---- Record set

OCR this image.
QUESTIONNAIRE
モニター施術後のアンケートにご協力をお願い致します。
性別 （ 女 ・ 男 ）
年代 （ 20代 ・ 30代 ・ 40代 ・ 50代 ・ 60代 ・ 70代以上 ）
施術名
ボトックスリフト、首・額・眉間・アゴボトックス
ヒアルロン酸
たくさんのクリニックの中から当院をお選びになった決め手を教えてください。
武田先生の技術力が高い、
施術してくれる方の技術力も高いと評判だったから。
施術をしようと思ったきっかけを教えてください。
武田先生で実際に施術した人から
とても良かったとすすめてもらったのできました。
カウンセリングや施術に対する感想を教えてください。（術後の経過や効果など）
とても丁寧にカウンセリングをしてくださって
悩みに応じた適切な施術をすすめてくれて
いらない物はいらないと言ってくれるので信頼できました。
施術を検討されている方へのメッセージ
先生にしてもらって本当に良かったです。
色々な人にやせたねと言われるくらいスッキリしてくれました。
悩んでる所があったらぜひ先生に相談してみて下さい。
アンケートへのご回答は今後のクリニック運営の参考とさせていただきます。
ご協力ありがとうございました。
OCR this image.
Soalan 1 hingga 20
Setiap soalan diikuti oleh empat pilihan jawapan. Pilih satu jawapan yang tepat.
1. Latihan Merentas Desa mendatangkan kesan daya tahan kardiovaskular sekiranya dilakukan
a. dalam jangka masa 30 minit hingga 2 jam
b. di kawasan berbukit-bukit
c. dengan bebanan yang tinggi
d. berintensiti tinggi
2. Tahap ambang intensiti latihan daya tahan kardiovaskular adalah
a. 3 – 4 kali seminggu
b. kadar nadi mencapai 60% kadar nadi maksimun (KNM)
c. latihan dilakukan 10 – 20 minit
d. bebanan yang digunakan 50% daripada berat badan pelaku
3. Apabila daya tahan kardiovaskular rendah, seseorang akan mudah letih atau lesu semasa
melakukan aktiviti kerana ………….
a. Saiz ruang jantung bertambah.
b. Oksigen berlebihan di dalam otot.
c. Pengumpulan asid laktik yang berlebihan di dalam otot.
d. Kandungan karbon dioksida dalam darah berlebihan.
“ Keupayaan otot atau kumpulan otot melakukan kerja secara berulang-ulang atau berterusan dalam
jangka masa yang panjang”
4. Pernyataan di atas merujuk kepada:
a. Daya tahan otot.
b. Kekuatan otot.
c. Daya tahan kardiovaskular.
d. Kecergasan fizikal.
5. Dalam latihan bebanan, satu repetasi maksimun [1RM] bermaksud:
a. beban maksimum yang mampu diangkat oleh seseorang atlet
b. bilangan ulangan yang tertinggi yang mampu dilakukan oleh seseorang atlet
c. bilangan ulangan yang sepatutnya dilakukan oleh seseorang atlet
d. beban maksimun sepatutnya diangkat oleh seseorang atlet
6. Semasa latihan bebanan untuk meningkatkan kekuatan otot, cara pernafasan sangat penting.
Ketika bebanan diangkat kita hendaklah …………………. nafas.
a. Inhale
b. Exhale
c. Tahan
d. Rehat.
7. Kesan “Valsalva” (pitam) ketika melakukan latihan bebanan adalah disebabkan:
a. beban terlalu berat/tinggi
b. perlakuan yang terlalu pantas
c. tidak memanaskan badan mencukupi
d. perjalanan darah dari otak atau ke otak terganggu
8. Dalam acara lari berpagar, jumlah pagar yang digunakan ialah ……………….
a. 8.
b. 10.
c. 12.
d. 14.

--------

Please copy out each record, character for character.

- Exercise response:
OCR this image.
QUESTIONNAIRE
モニター施術後のアンケートにご協力をお願い致します。
性別 （ 女 ・ 男 ）
年代 （ 20代 ・ 30代 ・ 40代 ・ 50代 ・ 60代 ・ 70代以上 ）
施術名
ボトックスリフト、首・額・眉間・アゴボトックス
ヒアルロン酸
たくさんのクリニックの中から当院をお選びになった決め手を教えてください。
武田先生の技術力が高い、
施術してくれる方の技術力も高いと評判だったから。
施術をしようと思ったきっかけを教えてください。
武田先生で実際に施術した人から
とても良かったとすすめてもらったのできました。
カウンセリングや施術に対する感想を教えてください。（術後の経過や効果など）
とても丁寧にカウンセリングをしてくださって
悩みに応じた適切な施術をすすめてくれて
いらない物はいらないと言ってくれるので信頼できました。
施術を検討されている方へのメッセージ
先生にしてもらって本当に良かったです。
色々な人にやせたねと言われるくらいスッキリしてくれました。
悩んでる所があったらぜひ先生に相談してみて下さい。
アンケートへのご回答は今後のクリニック運営の参考とさせていただきます。
ご協力ありがとうございました。
OCR this image.
Soalan 1 hingga 20
Setiap soalan diikuti oleh empat pilihan jawapan. Pilih satu jawapan yang tepat.
1. Latihan Merentas Desa mendatangkan kesan daya tahan kardiovaskular sekiranya dilakukan
a. dalam jangka masa 30 minit hingga 2 jam
b. di kawasan berbukit-bukit
c. dengan bebanan yang tinggi
d. berintensiti tinggi
2. Tahap ambang intensiti latihan daya tahan kardiovaskular adalah
a. 3 – 4 kali seminggu
b. kadar nadi mencapai 60% kadar nadi maksimun (KNM)
c. latihan dilakukan 10 – 20 minit
d. bebanan yang digunakan 50% daripada berat badan pelaku
3. Apabila daya tahan kardiovaskular rendah, seseorang akan mudah letih atau lesu semasa
melakukan aktiviti kerana ………….
a. Saiz ruang jantung bertambah.
b. Oksigen berlebihan di dalam otot.
c. Pengumpulan asid laktik yang berlebihan di dalam otot.
d. Kandungan karbon dioksida dalam darah berlebihan.
“ Keupayaan otot atau kumpulan otot melakukan kerja secara berulang-ulang atau berterusan dalam
jangka masa yang panjang”
4. Pernyataan di atas merujuk kepada:
a. Daya tahan otot.
b. Kekuatan otot.
c. Daya tahan kardiovaskular.
d. Kecergasan fizikal.
5. Dalam latihan bebanan, satu repetasi maksimun [1RM] bermaksud:
a. beban maksimum yang mampu diangkat oleh seseorang atlet
b. bilangan ulangan yang tertinggi yang mampu dilakukan oleh seseorang atlet
c. bilangan ulangan yang sepatutnya dilakukan oleh seseorang atlet
d. beban maksimun sepatutnya diangkat oleh seseorang atlet
6. Semasa latihan bebanan untuk meningkatkan kekuatan otot, cara pernafasan sangat penting.
Ketika bebanan diangkat kita hendaklah …………………. nafas.
a. Inhale
b. Exhale
c. Tahan
d. Rehat.
7. Kesan “Valsalva” (pitam) ketika melakukan latihan bebanan adalah disebabkan:
a. beban terlalu berat/tinggi
b. perlakuan yang terlalu pantas
c. tidak memanaskan badan mencukupi
d. perjalanan darah dari otak atau ke otak terganggu
8. Dalam acara lari berpagar, jumlah pagar yang digunakan ialah ……………….
a. 8.
b. 10.
c. 12.
d. 14.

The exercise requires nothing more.